* EXERCISE GOAL *
Rewrite the stretch from the line containing "- verified-check-icon: [139, 461, 155, 477]" through the end of the records as a Markdown table with the columns Row and Line, numbering each line and leaving out blank ones.

[Some records]
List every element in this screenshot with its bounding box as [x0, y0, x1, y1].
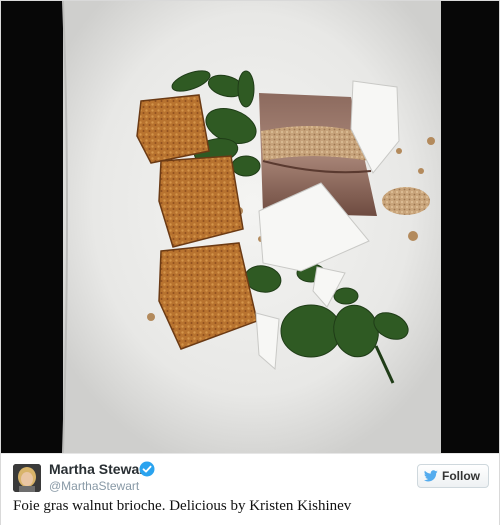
- verified-check-icon: [139, 461, 155, 477]
- avatar[interactable]: [13, 464, 41, 492]
- tweet-footer: Martha Stewart @MarthaStewart Follow Foi…: [1, 453, 499, 525]
- twitter-bird-icon: [424, 470, 438, 482]
- author-name[interactable]: Martha Stewart: [49, 461, 149, 477]
- follow-button[interactable]: Follow: [417, 464, 489, 488]
- author-handle[interactable]: @MarthaStewart: [49, 479, 139, 493]
- tweet-card: Martha Stewart @MarthaStewart Follow Foi…: [0, 0, 500, 525]
- tweet-text: Foie gras walnut brioche. Delicious by K…: [13, 498, 352, 514]
- follow-label: Follow: [442, 469, 480, 483]
- food-photo-illustration: [1, 1, 499, 453]
- tweet-photo[interactable]: [1, 1, 499, 453]
- avatar-photo-icon: [13, 464, 41, 492]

* SOLUTION FOR THIS PROBLEM *
| Row | Line |
|---|---|
| 1 | - verified-check-icon: [139, 461, 155, 477] |
| 2 | - avatar[interactable]: [13, 464, 41, 492] |
| 3 | - tweet-footer: Martha Stewart @MarthaStewart Follow Foi…: [1, 453, 499, 525] |
| 4 | - twitter-bird-icon: [424, 470, 438, 482] |
| 5 | - author-name[interactable]: Martha Stewart: [49, 461, 149, 477] |
| 6 | - follow-button[interactable]: Follow: [417, 464, 489, 488] |
| 7 | - author-handle[interactable]: @MarthaStewart: [49, 479, 139, 493] |
| 8 | - tweet-card: Martha Stewart @MarthaStewart Follow Foi…: [0, 0, 500, 525] |
| 9 | - tweet-text: Foie gras walnut brioche. Delicious by K…: [13, 498, 352, 514] |
| 10 | - follow-label: Follow: [442, 469, 480, 483] |
| 11 | - food-photo-illustration: [1, 1, 499, 453] |
| 12 | - tweet-photo[interactable]: [1, 1, 499, 453] |
| 13 | - avatar-photo-icon: [13, 464, 41, 492] |